Records from a data collection

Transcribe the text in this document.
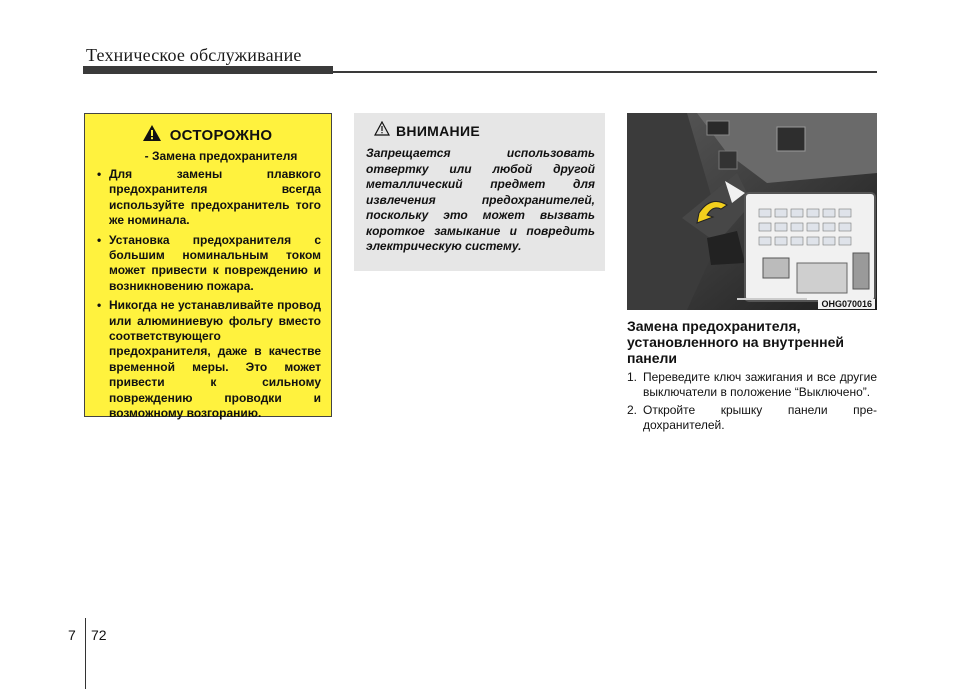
Техническое обслуживание
ОСТОРОЖНО
- Замена предохранителя
• Для замены плавкого предохранителя всегда используйте предохранитель того же номинала.
• Установка предохранителя с большим номинальным током может привести к повреждению и возникновению пожара.
• Никогда не устанавливайте провод или алюминиевую фольгу вместо соответствующего предохранителя, даже в качестве временной меры. Это может привести к сильному повреждению проводки и возможному возгоранию.
ВНИМАНИЕ
Запрещается использовать отвертку или любой другой металлический предмет для извлечения предохранителей, поскольку это может вызвать короткое замыкание и повредить электрическую систему.
OHG070016
Замена предохранителя, установленного на внутренней панели
1. Переведите ключ зажигания и все другие выключатели в положение “Выключено”.
2. Откройте крышку панели пре- дохранителей.
7 72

• _PROBLEM TO SOLVE_:
Return the listing above unchanged, apart from dropping its pictures.

• _ANSWER TO THE PROBLEM_:
Transcribe the text in this document.
Техническое обслуживание
ОСТОРОЖНО
- Замена предохранителя
• Для замены плавкого предохранителя всегда используйте предохранитель того же номинала.
• Установка предохранителя с большим номинальным током может привести к повреждению и возникновению пожара.
• Никогда не устанавливайте провод или алюминиевую фольгу вместо соответствующего предохранителя, даже в качестве временной меры. Это может привести к сильному повреждению проводки и возможному возгоранию.
ВНИМАНИЕ
Запрещается использовать отвертку или любой другой металлический предмет для извлечения предохранителей, поскольку это может вызвать короткое замыкание и повредить электрическую систему.
OHG070016
Замена предохранителя, установленного на внутренней панели
1. Переведите ключ зажигания и все другие выключатели в положение “Выключено”.
2. Откройте крышку панели пре- дохранителей.
7 72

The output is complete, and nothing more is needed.